━━━━━ Material for the task

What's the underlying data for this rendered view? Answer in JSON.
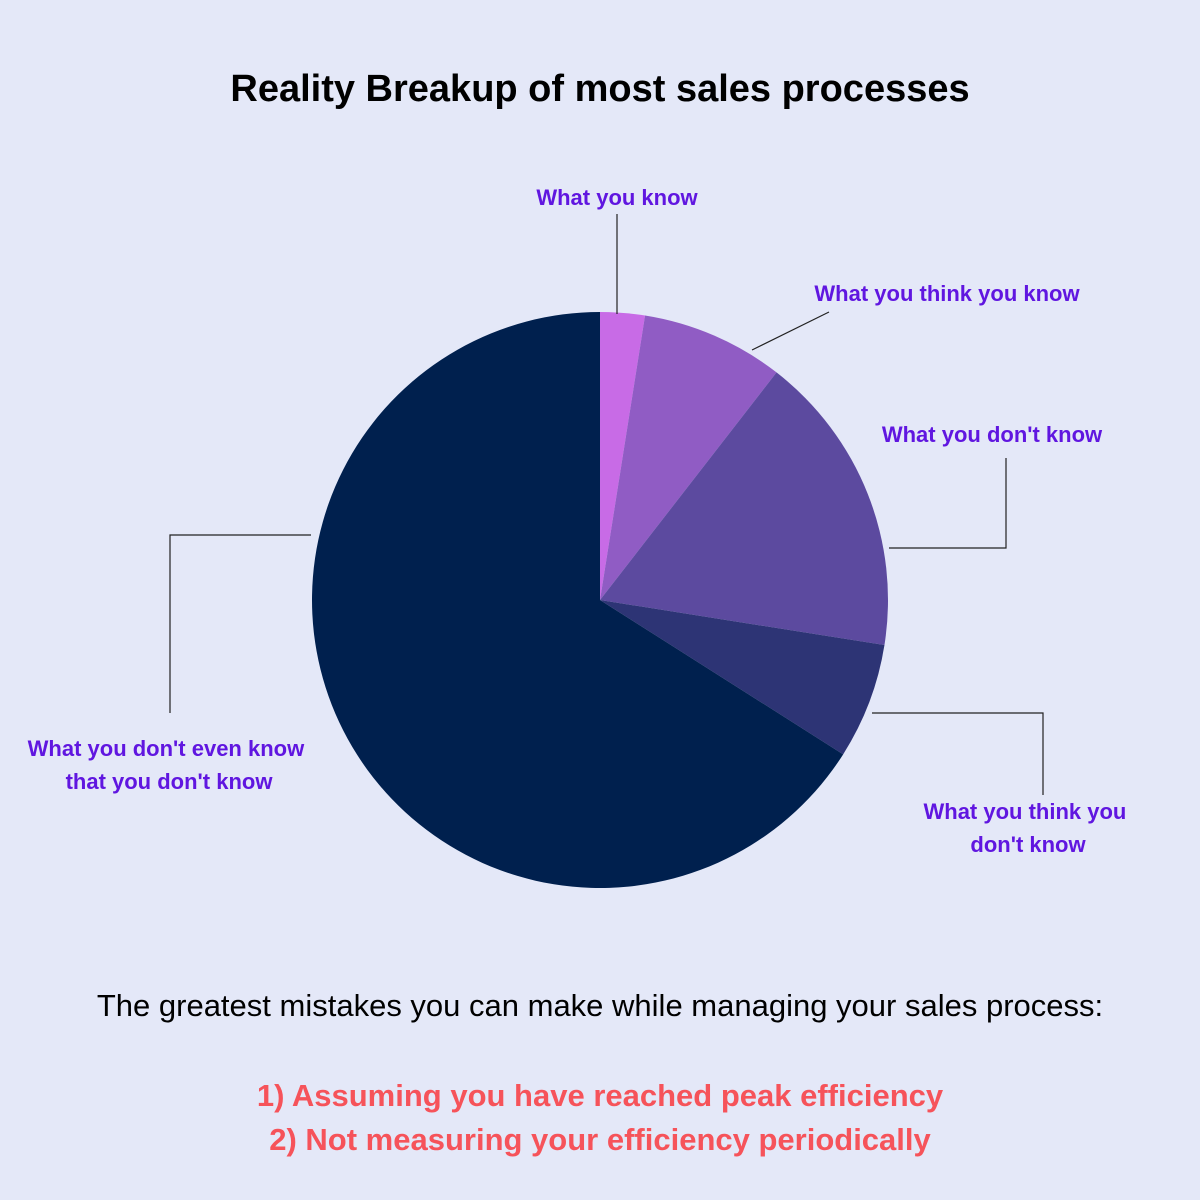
{
  "title": "Reality Breakup of most sales processes",
  "chart_data": {
    "type": "pie",
    "title": "Reality Breakup of most sales processes",
    "slices": [
      {
        "label": "What you know",
        "value": 2.5,
        "color": "#c86be6"
      },
      {
        "label": "What you think you know",
        "value": 8,
        "color": "#905cc4"
      },
      {
        "label": "What you don't know",
        "value": 17,
        "color": "#5c4a9f"
      },
      {
        "label": "What you think you don't know",
        "value": 6.5,
        "color": "#2d3475"
      },
      {
        "label": "What you don't even know that you don't know",
        "value": 66,
        "color": "#00204e"
      }
    ],
    "label_color": "#6016e0"
  },
  "labels": {
    "know": [
      "What you know"
    ],
    "think_know": [
      "What you think you know"
    ],
    "dont_know": [
      "What you don't know"
    ],
    "think_dont_know": [
      "What you think you",
      "don't know"
    ],
    "dont_even_know": [
      "What you don't even know",
      "that you don't know"
    ]
  },
  "footer": {
    "intro": "The greatest mistakes you can make while managing your sales process:",
    "mistakes": [
      "1) Assuming you have reached peak efficiency",
      "2) Not measuring your efficiency periodically"
    ],
    "mistake_color": "#f6535a"
  }
}
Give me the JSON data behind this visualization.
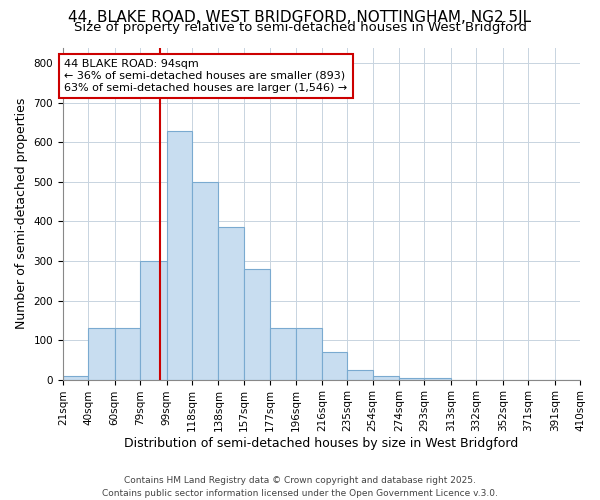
{
  "title1": "44, BLAKE ROAD, WEST BRIDGFORD, NOTTINGHAM, NG2 5JL",
  "title2": "Size of property relative to semi-detached houses in West Bridgford",
  "xlabel": "Distribution of semi-detached houses by size in West Bridgford",
  "ylabel": "Number of semi-detached properties",
  "bin_edges": [
    21,
    40,
    60,
    79,
    99,
    118,
    138,
    157,
    177,
    196,
    216,
    235,
    254,
    274,
    293,
    313,
    332,
    352,
    371,
    391,
    410
  ],
  "bar_heights": [
    8,
    130,
    130,
    300,
    630,
    500,
    385,
    280,
    130,
    130,
    70,
    25,
    10,
    5,
    3,
    0,
    0,
    0,
    0,
    0
  ],
  "bar_color": "#c8ddf0",
  "bar_edge_color": "#7aaad0",
  "red_line_x": 94,
  "annotation_title": "44 BLAKE ROAD: 94sqm",
  "annotation_line1": "← 36% of semi-detached houses are smaller (893)",
  "annotation_line2": "63% of semi-detached houses are larger (1,546) →",
  "annotation_box_color": "#cc0000",
  "ylim": [
    0,
    840
  ],
  "yticks": [
    0,
    100,
    200,
    300,
    400,
    500,
    600,
    700,
    800
  ],
  "bg_color": "#ffffff",
  "plot_bg_color": "#ffffff",
  "grid_color": "#c8d4e0",
  "title1_fontsize": 11,
  "title2_fontsize": 9.5,
  "axis_label_fontsize": 9,
  "tick_fontsize": 7.5,
  "footnote_fontsize": 6.5,
  "footnote": "Contains HM Land Registry data © Crown copyright and database right 2025.\nContains public sector information licensed under the Open Government Licence v.3.0."
}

━━━━━━━━━━

• **Prompt**:
Return each line in the records that holds the string "Reality".

• **Written answer**:
  "title": "Reality Breakup of most sales processes",
    "title": "Reality Breakup of most sales processes",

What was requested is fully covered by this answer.